(begin)

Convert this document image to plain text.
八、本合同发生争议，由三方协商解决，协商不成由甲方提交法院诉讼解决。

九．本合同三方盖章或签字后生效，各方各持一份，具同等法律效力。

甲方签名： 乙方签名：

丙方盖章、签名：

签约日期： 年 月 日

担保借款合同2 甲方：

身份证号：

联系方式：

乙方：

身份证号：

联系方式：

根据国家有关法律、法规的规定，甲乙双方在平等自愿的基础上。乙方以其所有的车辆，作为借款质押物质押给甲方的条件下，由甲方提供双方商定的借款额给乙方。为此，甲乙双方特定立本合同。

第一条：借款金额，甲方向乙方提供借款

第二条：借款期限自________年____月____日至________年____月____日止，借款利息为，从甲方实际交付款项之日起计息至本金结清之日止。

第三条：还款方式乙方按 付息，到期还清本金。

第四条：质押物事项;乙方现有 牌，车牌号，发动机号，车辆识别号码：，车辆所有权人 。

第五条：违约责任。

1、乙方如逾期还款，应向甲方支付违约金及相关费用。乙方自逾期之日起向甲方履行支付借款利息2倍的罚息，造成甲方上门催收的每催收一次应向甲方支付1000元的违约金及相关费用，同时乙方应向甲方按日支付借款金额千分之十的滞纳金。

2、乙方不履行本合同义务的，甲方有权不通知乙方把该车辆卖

(end)

GOAL: Print every record exactly as it was given.

WRITTEN SOLUTION:
Convert this document image to plain text.
八、本合同发生争议，由三方协商解决，协商不成由甲方提交法院诉讼解决。

九．本合同三方盖章或签字后生效，各方各持一份，具同等法律效力。

甲方签名： 乙方签名：

丙方盖章、签名：

签约日期： 年 月 日

担保借款合同2 甲方：

身份证号：

联系方式：

乙方：

身份证号：

联系方式：

根据国家有关法律、法规的规定，甲乙双方在平等自愿的基础上。乙方以其所有的车辆，作为借款质押物质押给甲方的条件下，由甲方提供双方商定的借款额给乙方。为此，甲乙双方特定立本合同。

第一条：借款金额，甲方向乙方提供借款

第二条：借款期限自________年____月____日至________年____月____日止，借款利息为，从甲方实际交付款项之日起计息至本金结清之日止。

第三条：还款方式乙方按 付息，到期还清本金。

第四条：质押物事项;乙方现有 牌，车牌号，发动机号，车辆识别号码：，车辆所有权人 。

第五条：违约责任。

1、乙方如逾期还款，应向甲方支付违约金及相关费用。乙方自逾期之日起向甲方履行支付借款利息2倍的罚息，造成甲方上门催收的每催收一次应向甲方支付1000元的违约金及相关费用，同时乙方应向甲方按日支付借款金额千分之十的滞纳金。

2、乙方不履行本合同义务的，甲方有权不通知乙方把该车辆卖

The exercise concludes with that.